- _REQUEST_
The material below includes pictures; leave them out and return only the lines between the line containing "Decode this chart: output" and the line containing "Extract all the data from this chart as JSON.", inclusive, word for word.
* start RECORDED INFORMATION *
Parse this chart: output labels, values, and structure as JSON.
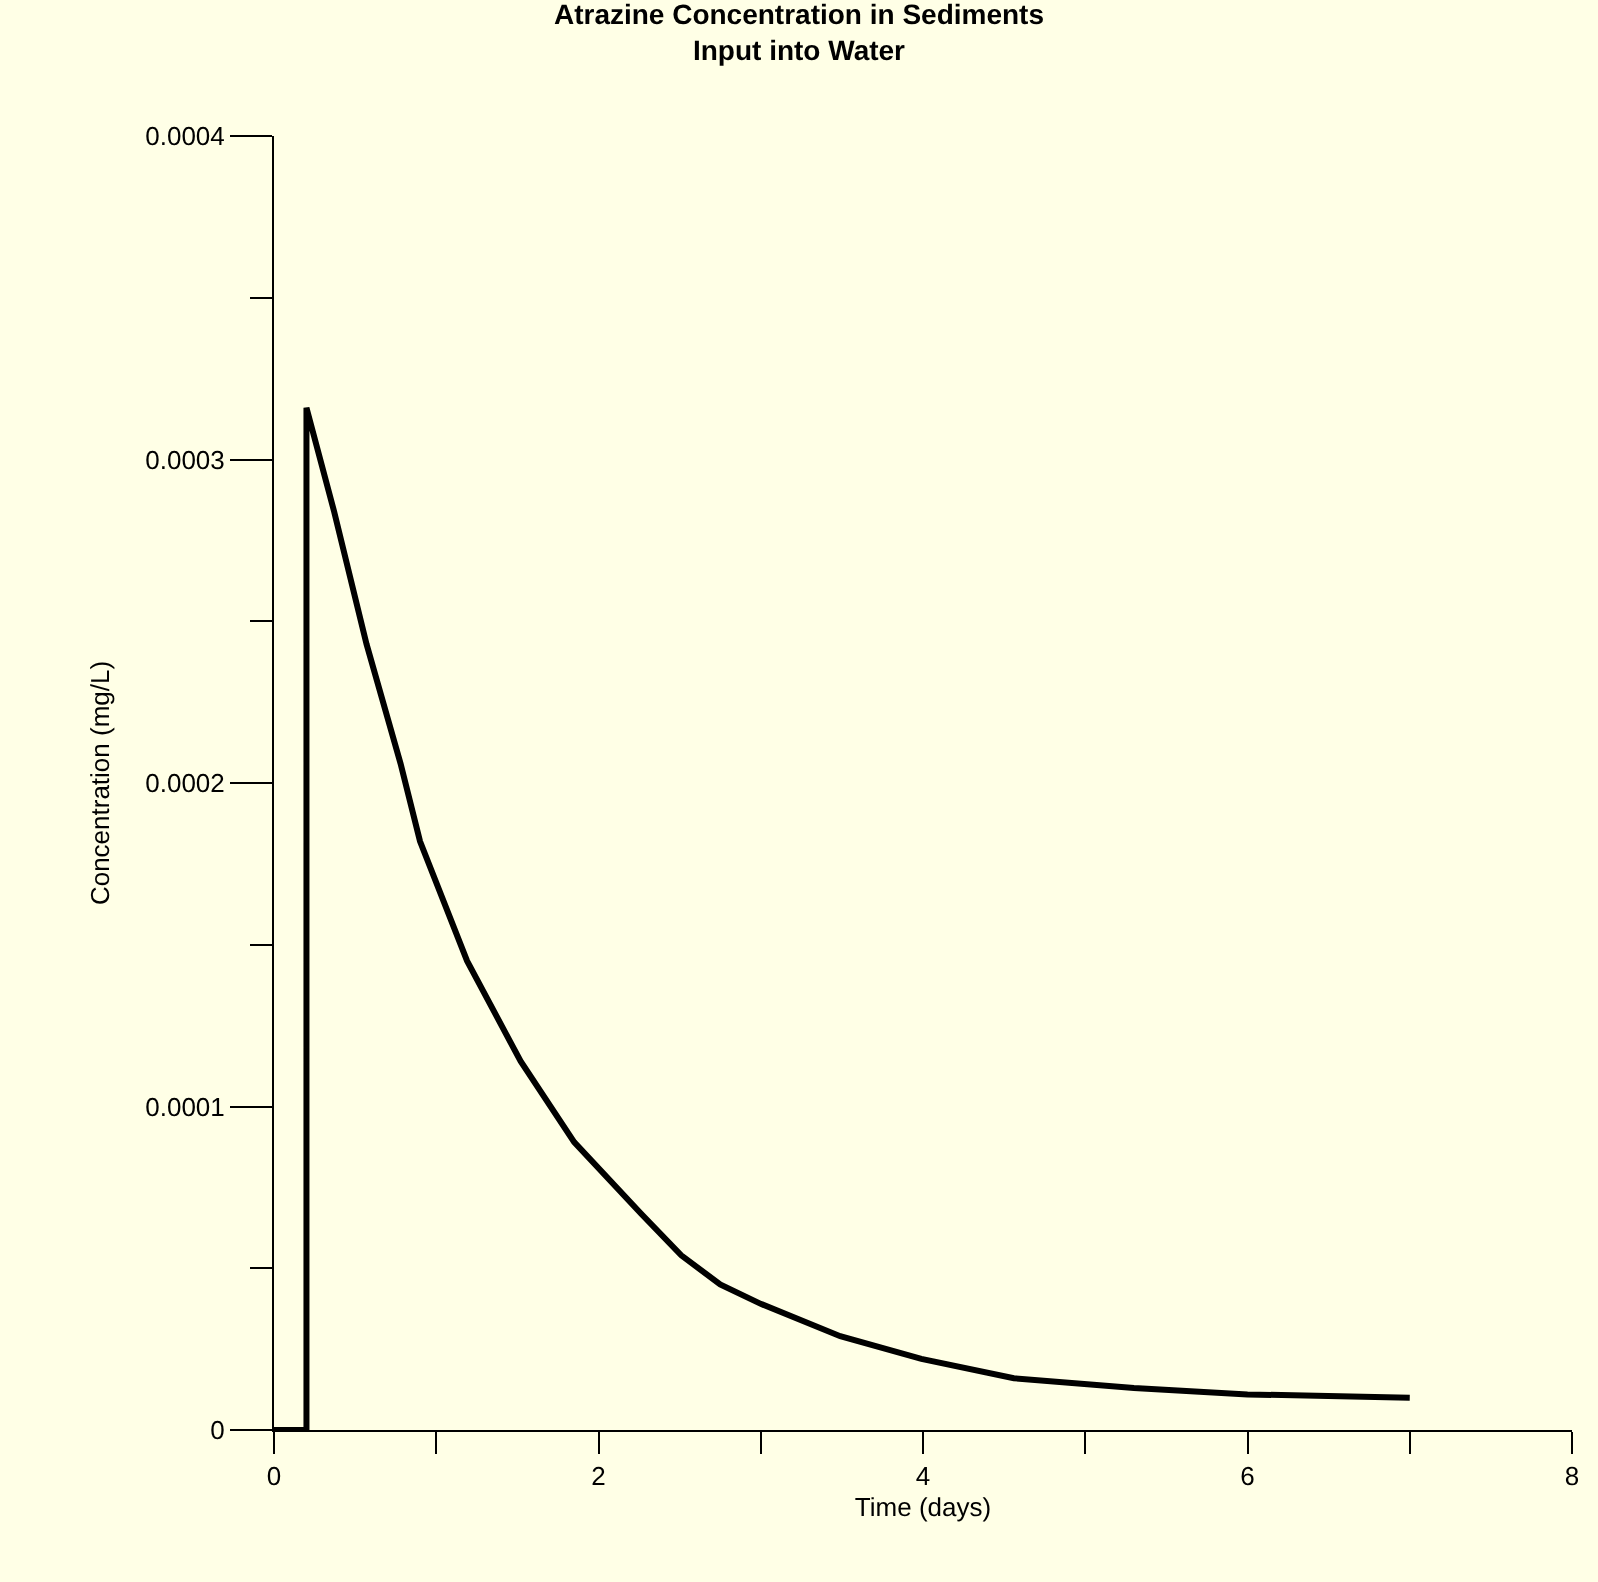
* end RECORDED INFORMATION *
* start RECORDED INFORMATION *
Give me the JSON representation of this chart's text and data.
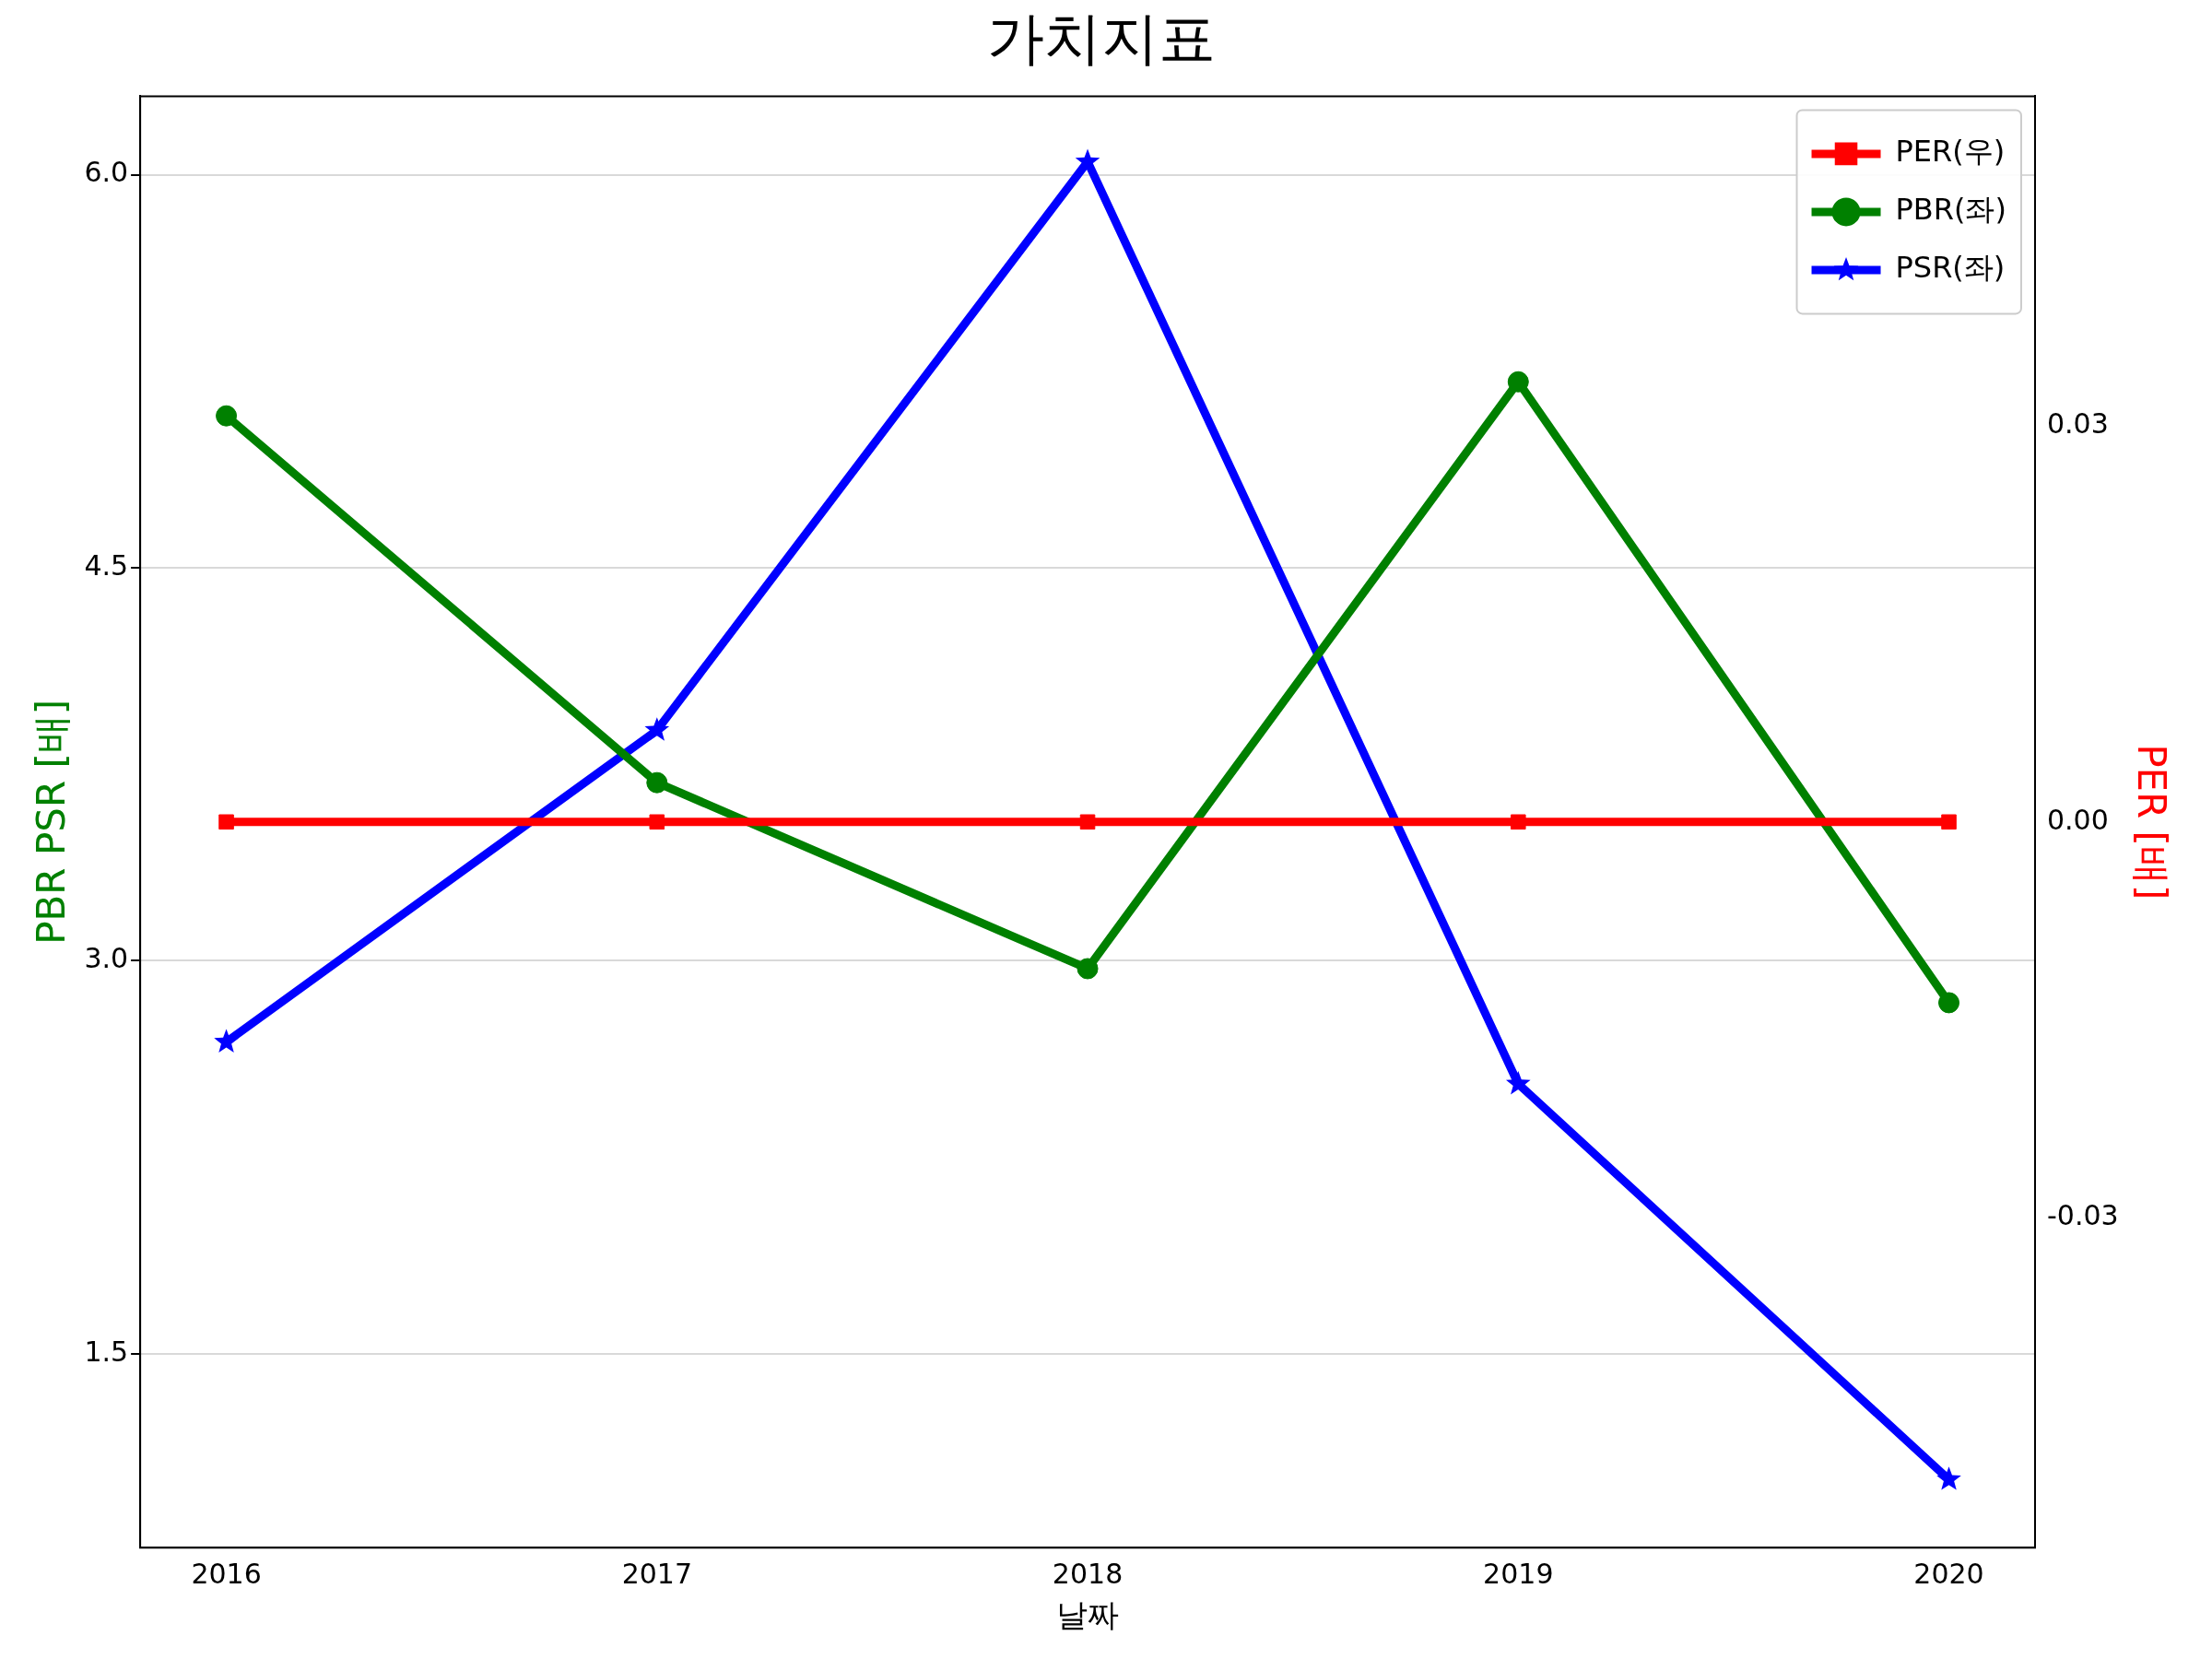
* end RECORDED INFORMATION *
* start RECORDED INFORMATION *
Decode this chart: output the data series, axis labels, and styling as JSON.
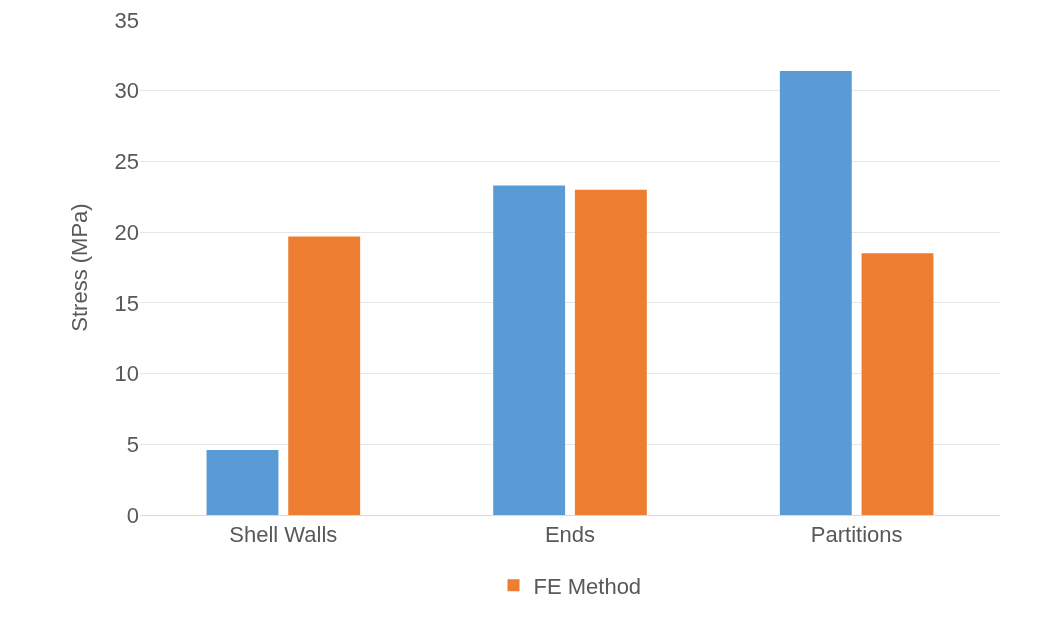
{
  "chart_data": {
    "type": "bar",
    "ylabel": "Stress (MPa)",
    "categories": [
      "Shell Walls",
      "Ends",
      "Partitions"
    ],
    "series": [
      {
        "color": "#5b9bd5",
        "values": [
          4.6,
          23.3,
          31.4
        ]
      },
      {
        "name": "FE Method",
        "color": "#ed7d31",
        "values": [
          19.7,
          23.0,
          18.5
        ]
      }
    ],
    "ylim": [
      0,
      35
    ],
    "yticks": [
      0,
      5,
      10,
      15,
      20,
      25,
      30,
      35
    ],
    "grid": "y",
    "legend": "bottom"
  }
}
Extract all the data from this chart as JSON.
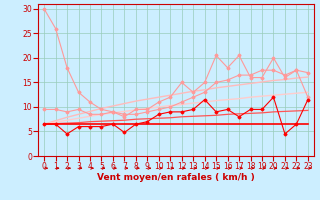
* end RECORDED INFORMATION *
- _RESPONSE TO THIS TASK_
Decode this chart: output the data series, axis labels, and styling as JSON.
{
  "chart_data": {
    "type": "bar",
    "ylabel": "Stress (MPa)",
    "categories": [
      "Shell Walls",
      "Ends",
      "Partitions"
    ],
    "series": [
      {
        "color": "#5b9bd5",
        "values": [
          4.6,
          23.3,
          31.4
        ]
      },
      {
        "name": "FE Method",
        "color": "#ed7d31",
        "values": [
          19.7,
          23.0,
          18.5
        ]
      }
    ],
    "ylim": [
      0,
      35
    ],
    "yticks": [
      0,
      5,
      10,
      15,
      20,
      25,
      30,
      35
    ],
    "grid": "y",
    "legend": "bottom"
  }
}
Extract all the data from this chart as JSON.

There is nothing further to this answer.